[START INPUT MATERIAL]
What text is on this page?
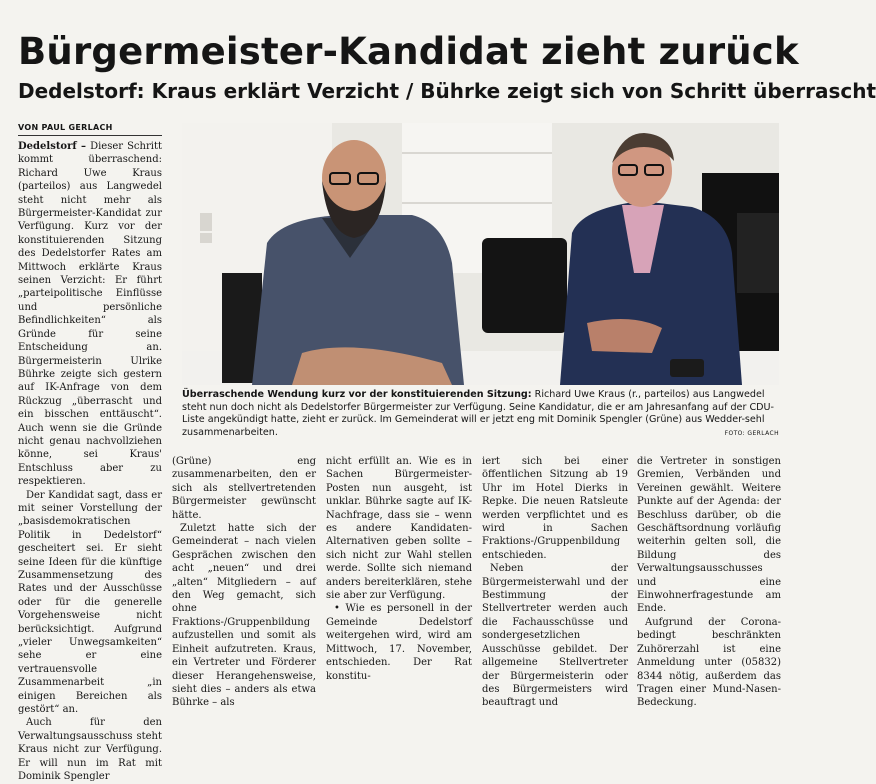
Bürgermeister-Kandidat zieht zurück
Dedelstorf: Kraus erklärt Verzicht / Bührke zeigt sich von Schritt überrascht
VON PAUL GERLACH

Dedelstorf – Dieser Schritt kommt überraschend: Richard Uwe Kraus (parteilos) aus Langwedel steht nicht mehr als Bürgermeister-Kandidat zur Verfügung. Kurz vor der konstituierenden Sitzung des Dedelstorfer Rates am Mittwoch erklärte Kraus seinen Verzicht: Er führt „parteipolitische Einflüsse und persönliche Befindlichkeiten“ als Gründe für seine Entscheidung an. Bürgermeisterin Ulrike Bührke zeigte sich gestern auf IK-Anfrage von dem Rückzug „überrascht und ein bisschen enttäuscht“. Auch wenn sie die Gründe nicht genau nachvollziehen könne, sei Kraus' Entschluss aber zu respektieren.

Der Kandidat sagt, dass er mit seiner Vorstellung der „basisdemokratischen Politik in Dedelstorf“ gescheitert sei. Er sieht seine Ideen für die künftige Zusammensetzung des Rates und der Ausschüsse oder für die generelle Vorgehensweise nicht berücksichtigt. Aufgrund „vieler Unwegsamkeiten“ sehe er eine vertrauensvolle Zusammenarbeit „in einigen Bereichen als gestört“ an.

Auch für den Verwaltungsausschuss steht Kraus nicht zur Verfügung. Er will nun im Rat mit Dominik Spengler

Überraschende Wendung kurz vor der konstituierenden Sitzung: Richard Uwe Kraus (r., parteilos) aus Langwedel steht nun doch nicht als Dedelstorfer Bürgermeister zur Verfügung. Seine Kandidatur, die er am Jahresanfang auf der CDU-Liste angekündigt hatte, zieht er zurück. Im Gemeinderat will er jetzt eng mit Dominik Spengler (Grüne) aus Wedder-sehl zusammenarbeiten.	FOTO: GERLACH

(Grüne) eng zusammenarbeiten, den er sich als stellvertretenden Bürgermeister gewünscht hätte.

Zuletzt hatte sich der Gemeinderat – nach vielen Gesprächen zwischen den acht „neuen“ und drei „alten“ Mitgliedern – auf den Weg gemacht, sich ohne Fraktions-/Gruppenbildung aufzustellen und somit als Einheit aufzutreten. Kraus, ein Vertreter und Förderer dieser Herangehensweise, sieht dies – anders als etwa Bührke – als

nicht erfüllt an. Wie es in Sachen Bürgermeister-Posten nun ausgeht, ist unklar. Bührke sagte auf IK-Nachfrage, dass sie – wenn es andere Kandidaten-Alternativen geben sollte – sich nicht zur Wahl stellen werde. Sollte sich niemand anders bereiterklären, stehe sie aber zur Verfügung.

• Wie es personell in der Gemeinde Dedelstorf weitergehen wird, wird am Mittwoch, 17. November, entschieden. Der Rat konstitu-

iert sich bei einer öffentlichen Sitzung ab 19 Uhr im Hotel Dierks in Repke. Die neuen Ratsleute werden verpflichtet und es wird in Sachen Fraktions-/Gruppenbildung entschieden.

Neben der Bürgermeisterwahl und der Bestimmung der Stellvertreter werden auch die Fachausschüsse und sondergesetzlichen Ausschüsse gebildet. Der allgemeine Stellvertreter der Bürgermeisterin oder des Bürgermeisters wird beauftragt und

die Vertreter in sonstigen Gremien, Verbänden und Vereinen gewählt. Weitere Punkte auf der Agenda: der Beschluss darüber, ob die Geschäftsordnung vorläufig weiterhin gelten soll, die Bildung des Verwaltungsausschusses und eine Einwohnerfragestunde am Ende.

Aufgrund der Corona-bedingt beschränkten Zuhörerzahl ist eine Anmeldung unter (05832) 8344 nötig, außerdem das Tragen einer Mund-Nasen-Bedeckung.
[END INPUT MATERIAL]
WHAT YOU NEED TO DO |
Whichever lines contain the string "neuen", select and copy them.

SOLUTION FOR THIS TASK |
Zuletzt hatte sich der Gemeinderat – nach vielen Gesprächen zwischen den acht „neuen“ und drei „alten“ Mitgliedern – auf den Weg gemacht, sich ohne Fraktions-/Gruppenbildung aufzustellen und somit als Einheit aufzutreten. Kraus, ein Vertreter und Förderer dieser Herangehensweise, sieht dies – anders als etwa Bührke – als
iert sich bei einer öffentlichen Sitzung ab 19 Uhr im Hotel Dierks in Repke. Die neuen Ratsleute werden verpflichtet und es wird in Sachen Fraktions-/Gruppenbildung entschieden.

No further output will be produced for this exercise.